• 文档节选
* * * * * * *

空间复杂度：O(n) ，哈希表最长为数组长度

[Kirito1017]

class Solution {
    public int[] twoSum(int[] nums, int target) {
        Map<Integer, Integer> map = new HashMap<>();
        int[] res = new int[2];

        for (int i = 0; i < nums.length; i++) {
            if (map.containsKey(target - nums[i])) {
                res[0] = map.get(target - nums[i]);
                res[1] = i;
                return res;
            }
            map.put(nums[i], i);
        }

        return res;
    }
}

[yibenxiao]

【Day 19】两数之和

思路

遍历整个列表，当前值为x，寻找y=target-x

代码

class Solution:
    def twoSum(self,nums,target):
        n = len(nums)
        for x in range(n):
            a = target - nums[x]
            if a in nums:
                y = nums.index(a)
                if x == y: 
                    continue
                else:
                    return x,y 

复杂度

时间复杂度：O(N*LogN)

空间复杂度：O(1)

[kidexp]

thoughts

Hashmap key是值 value存下标，然后遍历一遍，看sum-nums[i]在不在之前的hashmap里面，在就返回，不在就加入hashmap继续

code

class Solution:
    def twoSum(self, nums: List[int], target: int) -> List[int]:
        num_index_map = {}
        for i, num in enumerate(nums):
            if (target-num) in num_index_map:
                return [num_index_map[target - num], i]
            num_index_map[num] = i

complexity

time O(n) Space O(n)

[wangzehan123]

public class Solution {
    public int[] twoSum(int[] numbers, int target) {
        HashMap<Integer,Integer> map = new HashMap<>();

        for (int i = 0; i < numbers.length; i++) {
            if (map.get(numbers[i]) != null) {
                int[] result = {map.get(numbers[i]), i};
                return result;
            }
            map.put(target - numbers[i], i);
        }

        int[] result = {};
        return result;
    }
}

复杂度分析

令 n 为数组长度。

• 时间复杂度：$O(n)$
• 空间复杂度：$O(n)$

[jaysonss]

思路

构建一个哈希表dict，遍历数组，尝试获取补数索引

关键点˜

• 无

代码

• 语言支持：Java

Java Code:

class Solution {
    public int[] twoSum(int[] nums, int target) {
        Map<Integer, Integer> map = new HashMap<>();
        for(int i=0;i<nums.length;i++){
            int v = target - nums[i];
            Integer idx = map.get(v);
            if(idx != null){
                return new int[]{i,idx};
            }else{
                map.put(nums[i],i);
            }
        }
        return new int[0];
    }
}

复杂度分析

• 时间复杂度：O(n)

* * * * * * *

• 练习题目
1 - 请将两数之和讨论帖中从“遍历整个列表，当前值为x，寻找y=target-x”开始、到“y = nums.index(a)”为止（含这部分）的内容原样抄写下来。
2 - 在两数之和讨论帖中，kidexp 的思路里哈希表的键和值分别用来存什么？

* * * * * * *

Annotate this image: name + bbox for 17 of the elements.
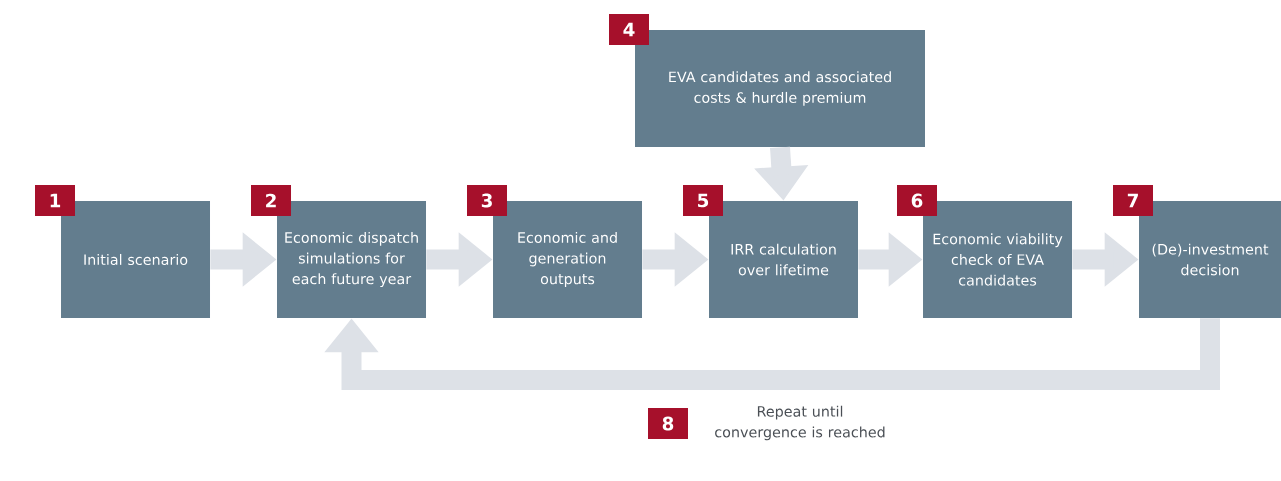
process-box: Economic dispatch simulations for each future year 2 bbox=[251, 185, 426, 318]
process-box: EVA candidates and associated costs & hurdle premium 4 bbox=[609, 14, 925, 147]
node-label: 4 bbox=[623, 22, 635, 37]
process-box: Initial scenario 1 bbox=[35, 185, 210, 318]
callout-number: 8 bbox=[648, 408, 688, 439]
node-label: 1 bbox=[50, 193, 61, 208]
node-label: 3 bbox=[481, 193, 492, 208]
node-label: 2 bbox=[266, 193, 276, 208]
process-box: Economic and generation outputs 3 bbox=[467, 185, 642, 318]
node-label: 5 bbox=[698, 193, 709, 208]
arrow bbox=[324, 318, 1220, 390]
edge-label: Repeat until convergence is reached bbox=[715, 405, 885, 441]
node-label: 7 bbox=[1127, 193, 1138, 208]
node-label: 6 bbox=[911, 193, 923, 208]
process-box: IRR calculation over lifetime 5 bbox=[683, 185, 858, 318]
process-box: (De)-investment decision 7 bbox=[1113, 185, 1281, 318]
process-box: Economic viability check of EVA candidates 6 bbox=[897, 185, 1072, 318]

* * * * * * *

• 参考答案
1 -
遍历整个列表，当前值为x，寻找y=target-x

代码

class Solution:
    def twoSum(self,nums,target):
        n = len(nums)
        for x in range(n):
            a = target - nums[x]
            if a in nums:
                y = nums.index(a)

2 - 键存数组中的值，值存对应的下标。